I'm sure they compensated you for being a top driver in Canada, right? A box of chocolates, free tank of gas, a log of sh*t with a big red bow on top? Which did you get?


----------



## Mista T (Aug 16, 2017)

Andre Benjamin 6000 said:


> I'm sure they compensated you for being a top driver in Canada, right? A box of chocolates, free tank of gas, a log of sh*t with a big red bow on top? Which did you get?


He is not "a" top driver, he is "the" top driver. Must have gotten something extra speshul.


----------



## METRO3 (Sep 3, 2017)

I got to be part of a focus group and got paid $100


----------



## Andre Benjamin 6000 (Nov 11, 2016)

METRO3 said:


> I got to be part of a focus group and got paid $100


Well worth it!


----------



## rbkg40 (Oct 10, 2017)

Even if they sent me an email, threw me a special ceremony with streamers and champagne falling from the sky I still wouldn't go so far to think I was there top driver. Just someone else that can get deactivated on a whim by a PAX lie just for free ride credits.

Must be a thing in the good old land of America's hat.


----------



## METRO3 (Sep 3, 2017)

I do T really


rbkg40 said:


> Even if they sent me an email, threw me a special ceremony with streamers and champagne falling from the sky I still wouldn't go so far to think I was there top driver. Just someone else that can get deactivated on a whim by a PAX lie just for free ride credits.
> 
> Must be a thing in the good old land of America's hat.


Lol im their top driver in ride numbers only in no other respect am I their top driver here and I don't want to be. I like my freedom to cancel or reject rides that I deem problematic. There are so many fools in my city as I'm sure in yours too who accept all pings and cancel none. As if we are rewarded for such things. I wasn't bragging just showing why I was getting the weekly ride challenge every week since they first started offering it 6 weeks ago


----------



## New2This (Dec 27, 2015)

--*--

[Required actions]
- a) In the forum thread above about being a top driver, what did METRO3 get paid $100 for?
- b) Carry the top-driver forum thread forward from its final line.

[Recorded data]
--*--

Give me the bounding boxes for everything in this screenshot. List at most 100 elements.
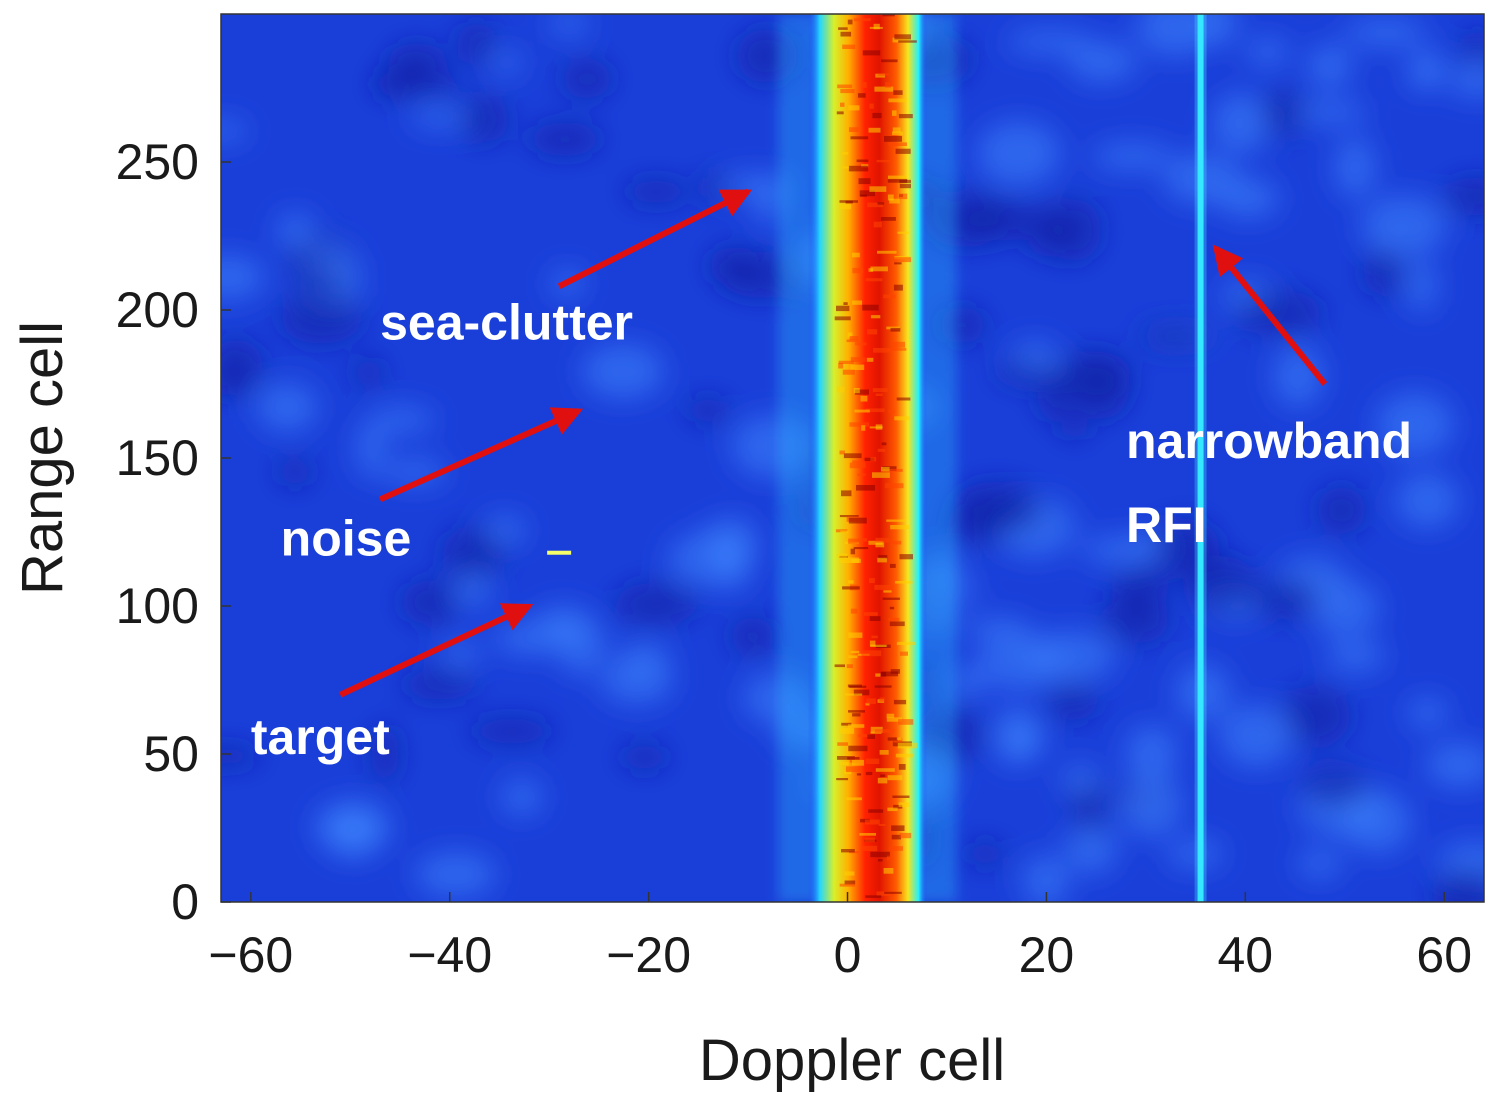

--*--

[Answers by task]
- a) Being part of a focus group.

- b)
METRO3 said:


> I got to be part of a focus group and got paid $100


I got $100 for doing an interview with them too. They didn't like what I told them...


----------



## RedCamry (May 23, 2016)

nj2bos said:


> If you have actually tried reaching one of these goals you will see it's true. You can get about 70-80% of the way towards the end of a goal. Then all of a sudden, as you get close to achieving it, pickup times will become longer. They do NOT want to give out the bonus. However they DO want you to try for it. That way they know that drivers will complete more rides than they otherwise would have but most will not ever actually complete the goal.
> 
> I tried for one of these bonuses once and as I needed only 10 more rides on the last day, every single ping was 10-15mins away. Come on. And I am in the heart of Boston, arguably Lyft's busiest market in the country. It is completely impossible that not a single driver was closer than me.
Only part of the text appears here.